_Task instructions_
Identify all lines of the data containing the string "sicut" and copy them.
════
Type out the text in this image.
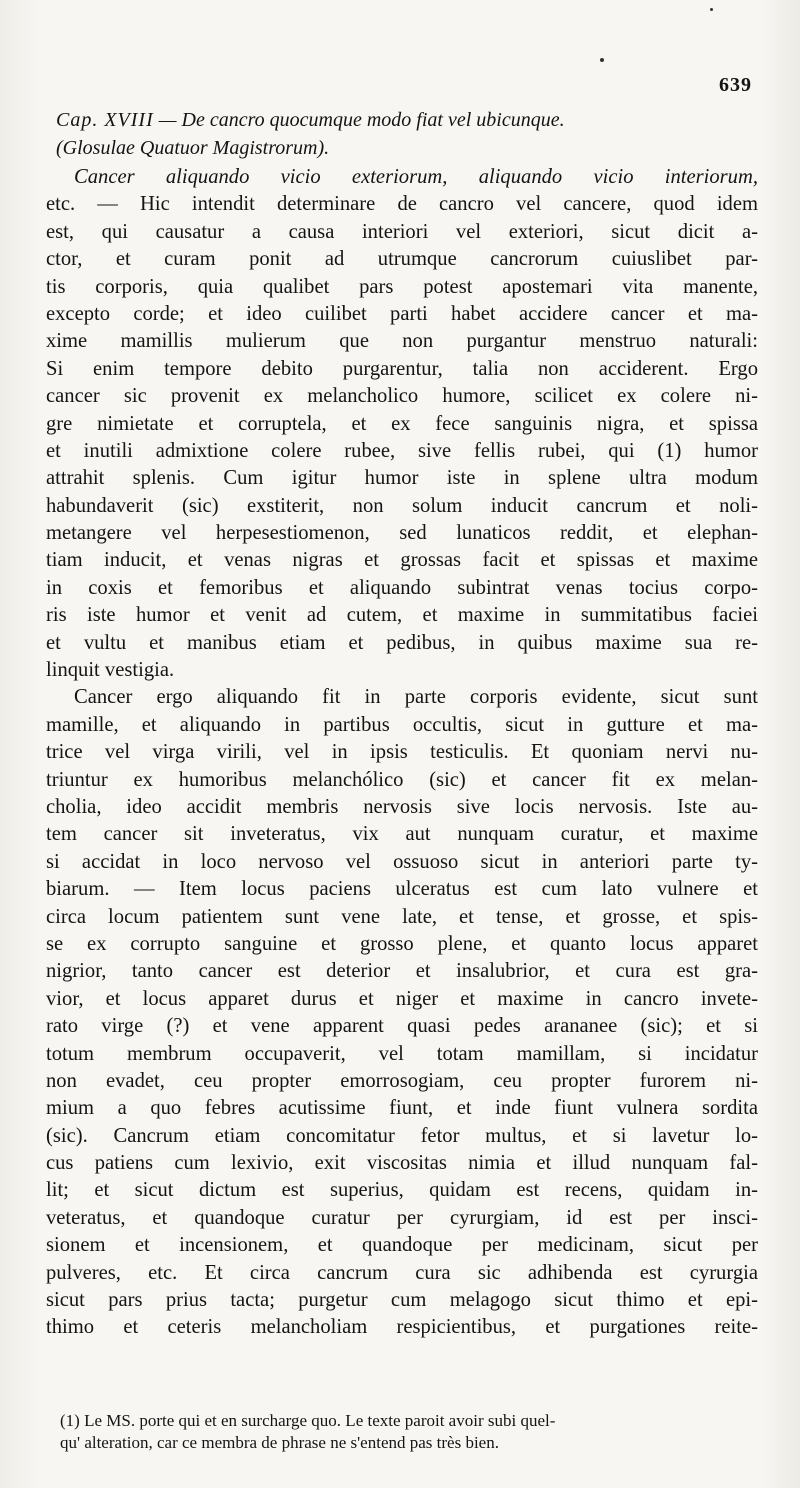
639
Cap. XVIII — De cancro quocumque modo fiat vel ubicunque.
(Glosulae Quatuor Magistrorum).
Cancer aliquando vicio exteriorum, aliquando vicio interiorum,
etc. — Hic intendit determinare de cancro vel cancere, quod idem
est, qui causatur a causa interiori vel exteriori, sicut dicit a-
ctor, et curam ponit ad utrumque cancrorum cuiuslibet par-
tis corporis, quia qualibet pars potest apostemari vita manente,
excepto corde; et ideo cuilibet parti habet accidere cancer et ma-
xime mamillis mulierum que non purgantur menstruo naturali:
Si enim tempore debito purgarentur, talia non acciderent. Ergo
cancer sic provenit ex melancholico humore, scilicet ex colere ni-
gre nimietate et corruptela, et ex fece sanguinis nigra, et spissa
et inutili admixtione colere rubee, sive fellis rubei, qui (1) humor
attrahit splenis. Cum igitur humor iste in splene ultra modum
habundaverit (sic) exstiterit, non solum inducit cancrum et noli-
metangere vel herpesestiomenon, sed lunaticos reddit, et elephan-
tiam inducit, et venas nigras et grossas facit et spissas et maxime
in coxis et femoribus et aliquando subintrat venas tocius corpo-
ris iste humor et venit ad cutem, et maxime in summitatibus faciei
et vultu et manibus etiam et pedibus, in quibus maxime sua re-
linquit vestigia.
Cancer ergo aliquando fit in parte corporis evidente, sicut sunt
mamille, et aliquando in partibus occultis, sicut in gutture et ma-
trice vel virga virili, vel in ipsis testiculis. Et quoniam nervi nu-
triuntur ex humoribus melanchólico (sic) et cancer fit ex melan-
cholia, ideo accidit membris nervosis sive locis nervosis. Iste au-
tem cancer sit inveteratus, vix aut nunquam curatur, et maxime
si accidat in loco nervoso vel ossuoso sicut in anteriori parte ty-
biarum. — Item locus paciens ulceratus est cum lato vulnere et
circa locum patientem sunt vene late, et tense, et grosse, et spis-
se ex corrupto sanguine et grosso plene, et quanto locus apparet
nigrior, tanto cancer est deterior et insalubrior, et cura est gra-
vior, et locus apparet durus et niger et maxime in cancro invete-
rato virge (?) et vene apparent quasi pedes arananee (sic); et si
totum membrum occupaverit, vel totam mamillam, si incidatur
non evadet, ceu propter emorrosogiam, ceu propter furorem ni-
mium a quo febres acutissime fiunt, et inde fiunt vulnera sordita
(sic). Cancrum etiam concomitatur fetor multus, et si lavetur lo-
cus patiens cum lexivio, exit viscositas nimia et illud nunquam fal-
lit; et sicut dictum est superius, quidam est recens, quidam in-
veteratus, et quandoque curatur per cyrurgiam, id est per insci-
sionem et incensionem, et quandoque per medicinam, sicut per
pulveres, etc. Et circa cancrum cura sic adhibenda est cyrurgia
sicut pars prius tacta; purgetur cum melagogo sicut thimo et epi-
thimo et ceteris melancholiam respicientibus, et purgationes reite-
(1) Le MS. porte qui et en surcharge quo. Le texte paroit avoir subi quel-
qu' alteration, car ce membra de phrase ne s'entend pas très bien.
════
_Exercise answer_
est, qui causatur a causa interiori vel exteriori, sicut dicit a-
Cancer ergo aliquando fit in parte corporis evidente, sicut sunt
mamille, et aliquando in partibus occultis, sicut in gutture et ma-
si accidat in loco nervoso vel ossuoso sicut in anteriori parte ty-
lit; et sicut dictum est superius, quidam est recens, quidam in-
sionem et incensionem, et quandoque per medicinam, sicut per
sicut pars prius tacta; purgetur cum melagogo sicut thimo et epi-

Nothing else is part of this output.